Document text ▸

Luc Mischo

Personal information
- Full name: Luc Mischo
- Date of birth: 17 September 1974 (age 50)
- Place of birth: Luxembourg
- Height: 1.88 m (6 ft 2 in)
- Position(s): Striker

Senior career*
- Years: Team / Apps / (Gls)
- 1991–1996: Spora Luxembourg / 85 / (34)
- 1996–2000: Aris Bonnevoie / 68 / (26)
- 2000–2006: FC Etzella Ettelbruck / 126 / (52)
- 2006–2007: Racing FC Luxembourg / 15 / (2)
- Total:  / 294 / (114)

International career
- 2001: Luxembourg / 1 / (0)

= Luc Mischo =

Luxembourgish footballer

Luc Mischo (born 17 September 1974) is a retired Luxembourgish footballer.

Instructions ▸
**1.** Answer these questions using the Luc Mischo profile:
(a) Which team did he play for from 2000 to 2006?
(b) In what year did he appear for Luxembourg, and how many appearances did he make?
(c) What position did he play?
**2.** Recast the paragraph of the Luc Mischo profile beginning "Luc Mischo (born" as a short list of facts.
**3.** Go on with the Luc Mischo profile, starting after its final sentence.

Data listing ▸
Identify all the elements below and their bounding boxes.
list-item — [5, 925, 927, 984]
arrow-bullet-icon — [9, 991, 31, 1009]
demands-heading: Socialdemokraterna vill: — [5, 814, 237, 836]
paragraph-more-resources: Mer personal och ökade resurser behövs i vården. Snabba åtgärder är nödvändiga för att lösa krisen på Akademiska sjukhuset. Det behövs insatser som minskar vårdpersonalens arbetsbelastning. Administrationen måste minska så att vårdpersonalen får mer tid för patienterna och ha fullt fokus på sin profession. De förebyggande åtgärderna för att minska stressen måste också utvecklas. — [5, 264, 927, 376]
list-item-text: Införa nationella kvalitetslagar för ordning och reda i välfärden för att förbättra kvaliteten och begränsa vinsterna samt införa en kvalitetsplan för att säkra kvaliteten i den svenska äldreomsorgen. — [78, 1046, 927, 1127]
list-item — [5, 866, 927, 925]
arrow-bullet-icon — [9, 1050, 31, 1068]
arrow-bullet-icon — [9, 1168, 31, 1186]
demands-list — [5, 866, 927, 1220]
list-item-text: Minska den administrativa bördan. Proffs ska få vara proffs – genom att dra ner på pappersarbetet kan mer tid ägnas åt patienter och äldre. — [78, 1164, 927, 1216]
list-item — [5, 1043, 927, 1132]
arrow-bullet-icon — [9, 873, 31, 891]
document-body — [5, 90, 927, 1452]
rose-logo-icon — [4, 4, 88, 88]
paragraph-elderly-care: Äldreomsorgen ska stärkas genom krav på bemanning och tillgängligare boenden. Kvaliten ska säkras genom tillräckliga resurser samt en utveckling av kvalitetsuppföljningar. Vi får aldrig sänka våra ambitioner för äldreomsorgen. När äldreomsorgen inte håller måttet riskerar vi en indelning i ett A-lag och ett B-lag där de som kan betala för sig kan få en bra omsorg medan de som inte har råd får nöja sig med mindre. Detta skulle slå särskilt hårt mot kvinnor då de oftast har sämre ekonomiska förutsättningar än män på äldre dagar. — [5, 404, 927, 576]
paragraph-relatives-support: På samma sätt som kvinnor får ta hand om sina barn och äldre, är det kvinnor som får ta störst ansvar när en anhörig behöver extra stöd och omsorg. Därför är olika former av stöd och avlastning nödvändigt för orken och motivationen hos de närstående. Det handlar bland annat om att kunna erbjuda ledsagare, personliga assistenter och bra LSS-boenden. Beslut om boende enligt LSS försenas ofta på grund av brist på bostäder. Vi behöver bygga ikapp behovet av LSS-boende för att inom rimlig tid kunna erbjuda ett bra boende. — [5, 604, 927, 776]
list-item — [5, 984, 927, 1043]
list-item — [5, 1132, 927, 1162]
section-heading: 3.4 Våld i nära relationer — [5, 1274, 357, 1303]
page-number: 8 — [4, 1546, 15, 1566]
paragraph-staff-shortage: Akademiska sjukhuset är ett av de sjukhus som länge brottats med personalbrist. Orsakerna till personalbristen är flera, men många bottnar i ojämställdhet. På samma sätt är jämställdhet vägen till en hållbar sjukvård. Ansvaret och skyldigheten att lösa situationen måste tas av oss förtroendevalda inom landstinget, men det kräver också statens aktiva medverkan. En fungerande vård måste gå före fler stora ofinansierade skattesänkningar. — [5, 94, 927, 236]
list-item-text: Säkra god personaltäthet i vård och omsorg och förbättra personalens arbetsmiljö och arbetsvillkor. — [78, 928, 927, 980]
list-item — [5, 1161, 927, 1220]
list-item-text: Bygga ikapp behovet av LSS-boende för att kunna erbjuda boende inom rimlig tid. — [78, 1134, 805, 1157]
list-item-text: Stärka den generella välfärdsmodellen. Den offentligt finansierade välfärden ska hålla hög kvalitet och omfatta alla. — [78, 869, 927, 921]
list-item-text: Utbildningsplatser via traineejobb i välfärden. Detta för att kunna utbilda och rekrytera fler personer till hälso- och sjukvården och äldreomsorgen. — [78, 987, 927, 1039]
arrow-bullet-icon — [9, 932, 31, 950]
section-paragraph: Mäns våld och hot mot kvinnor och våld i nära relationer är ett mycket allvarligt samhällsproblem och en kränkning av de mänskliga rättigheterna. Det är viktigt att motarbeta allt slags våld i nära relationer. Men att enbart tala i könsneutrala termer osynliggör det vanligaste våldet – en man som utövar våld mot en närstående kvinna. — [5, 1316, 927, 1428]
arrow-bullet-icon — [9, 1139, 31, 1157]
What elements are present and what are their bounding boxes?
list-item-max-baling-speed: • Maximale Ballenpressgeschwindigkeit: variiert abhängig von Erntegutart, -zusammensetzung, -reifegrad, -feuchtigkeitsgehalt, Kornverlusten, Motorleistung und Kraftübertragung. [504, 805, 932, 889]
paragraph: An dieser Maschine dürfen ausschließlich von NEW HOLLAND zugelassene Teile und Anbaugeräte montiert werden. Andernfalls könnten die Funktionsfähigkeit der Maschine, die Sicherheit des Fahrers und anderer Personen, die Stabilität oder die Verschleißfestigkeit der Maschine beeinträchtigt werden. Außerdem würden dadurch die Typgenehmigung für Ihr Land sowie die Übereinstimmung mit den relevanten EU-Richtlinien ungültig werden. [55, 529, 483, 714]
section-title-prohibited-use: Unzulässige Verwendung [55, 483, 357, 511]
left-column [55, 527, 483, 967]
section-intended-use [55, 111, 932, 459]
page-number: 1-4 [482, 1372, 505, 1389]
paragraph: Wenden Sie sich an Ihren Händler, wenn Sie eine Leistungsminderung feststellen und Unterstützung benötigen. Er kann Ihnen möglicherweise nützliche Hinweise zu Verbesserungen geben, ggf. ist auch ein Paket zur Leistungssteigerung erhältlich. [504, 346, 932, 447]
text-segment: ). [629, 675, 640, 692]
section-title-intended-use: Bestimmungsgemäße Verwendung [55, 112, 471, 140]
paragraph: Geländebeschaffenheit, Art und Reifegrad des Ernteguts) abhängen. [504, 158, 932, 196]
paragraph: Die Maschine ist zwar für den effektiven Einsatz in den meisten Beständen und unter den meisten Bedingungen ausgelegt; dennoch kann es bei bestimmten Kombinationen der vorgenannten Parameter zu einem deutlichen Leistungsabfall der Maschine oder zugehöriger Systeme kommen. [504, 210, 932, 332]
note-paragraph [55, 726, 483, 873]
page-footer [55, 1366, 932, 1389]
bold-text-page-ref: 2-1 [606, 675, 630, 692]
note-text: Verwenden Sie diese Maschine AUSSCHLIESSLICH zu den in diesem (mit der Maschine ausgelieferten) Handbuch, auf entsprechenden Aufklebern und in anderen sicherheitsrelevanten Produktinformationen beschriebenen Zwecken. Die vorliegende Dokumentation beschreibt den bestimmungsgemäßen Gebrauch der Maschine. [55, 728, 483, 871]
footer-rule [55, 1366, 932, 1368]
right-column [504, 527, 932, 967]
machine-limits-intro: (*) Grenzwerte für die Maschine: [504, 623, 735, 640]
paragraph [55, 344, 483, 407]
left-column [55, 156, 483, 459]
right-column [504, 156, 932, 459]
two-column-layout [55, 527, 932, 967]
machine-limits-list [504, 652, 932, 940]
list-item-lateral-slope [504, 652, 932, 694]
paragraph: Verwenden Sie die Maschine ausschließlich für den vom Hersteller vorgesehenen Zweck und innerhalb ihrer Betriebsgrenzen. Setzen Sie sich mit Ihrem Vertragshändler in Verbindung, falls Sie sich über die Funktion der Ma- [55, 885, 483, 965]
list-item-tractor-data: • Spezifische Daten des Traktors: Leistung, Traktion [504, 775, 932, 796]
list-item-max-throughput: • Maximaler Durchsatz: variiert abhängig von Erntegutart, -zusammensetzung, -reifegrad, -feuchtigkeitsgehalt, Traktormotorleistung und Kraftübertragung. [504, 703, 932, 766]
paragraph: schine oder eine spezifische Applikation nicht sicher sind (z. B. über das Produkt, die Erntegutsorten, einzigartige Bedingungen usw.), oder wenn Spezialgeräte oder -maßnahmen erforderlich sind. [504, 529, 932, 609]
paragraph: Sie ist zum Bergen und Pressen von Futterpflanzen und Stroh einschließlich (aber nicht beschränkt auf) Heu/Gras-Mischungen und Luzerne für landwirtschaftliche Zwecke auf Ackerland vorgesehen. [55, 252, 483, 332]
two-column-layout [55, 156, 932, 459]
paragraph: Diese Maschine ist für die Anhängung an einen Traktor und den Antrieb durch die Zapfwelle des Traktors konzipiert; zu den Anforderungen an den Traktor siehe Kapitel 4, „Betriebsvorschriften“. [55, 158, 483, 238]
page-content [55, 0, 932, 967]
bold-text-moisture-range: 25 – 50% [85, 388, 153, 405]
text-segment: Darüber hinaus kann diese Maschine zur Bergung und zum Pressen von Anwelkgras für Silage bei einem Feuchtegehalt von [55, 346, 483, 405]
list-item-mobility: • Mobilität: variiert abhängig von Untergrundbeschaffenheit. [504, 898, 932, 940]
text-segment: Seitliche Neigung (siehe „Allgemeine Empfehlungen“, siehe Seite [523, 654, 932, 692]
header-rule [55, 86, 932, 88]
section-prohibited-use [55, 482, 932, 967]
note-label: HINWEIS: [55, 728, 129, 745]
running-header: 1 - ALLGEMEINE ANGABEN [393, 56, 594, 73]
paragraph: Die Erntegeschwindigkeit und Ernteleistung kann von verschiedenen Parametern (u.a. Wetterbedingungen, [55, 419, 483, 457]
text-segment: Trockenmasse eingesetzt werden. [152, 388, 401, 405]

Task-by-task outputs ▸
**1.**
(a) FC Etzella Ettelbruck
(b) 2001, with 1 appearance
(c) Striker

**2.**
- Name: Luc Mischo
- Born: 17 September 1974
- Nationality: Luxembourgish
- Occupation: footballer, now retired

**3.**
==Club career==
A prolific striker, Mischo played for Spora Luxembourg, Aris Bonnevoie, FC Etzella Ettelbruck and Racing FC Luxembourg in Luxembourg's domestic National Division in which he scored a total of 114 goals. Mischo played for Etzella Ettelbruck as the club lost the 2003–04 Luxembourg Cup final.

==International career==
Mischo made his debut for Luxembourg in a June 2001 World Cup qualification match against Slovenia, coming on as a second-half substitute for Daniel Huss. The game proved to be not only his first cap but also his last.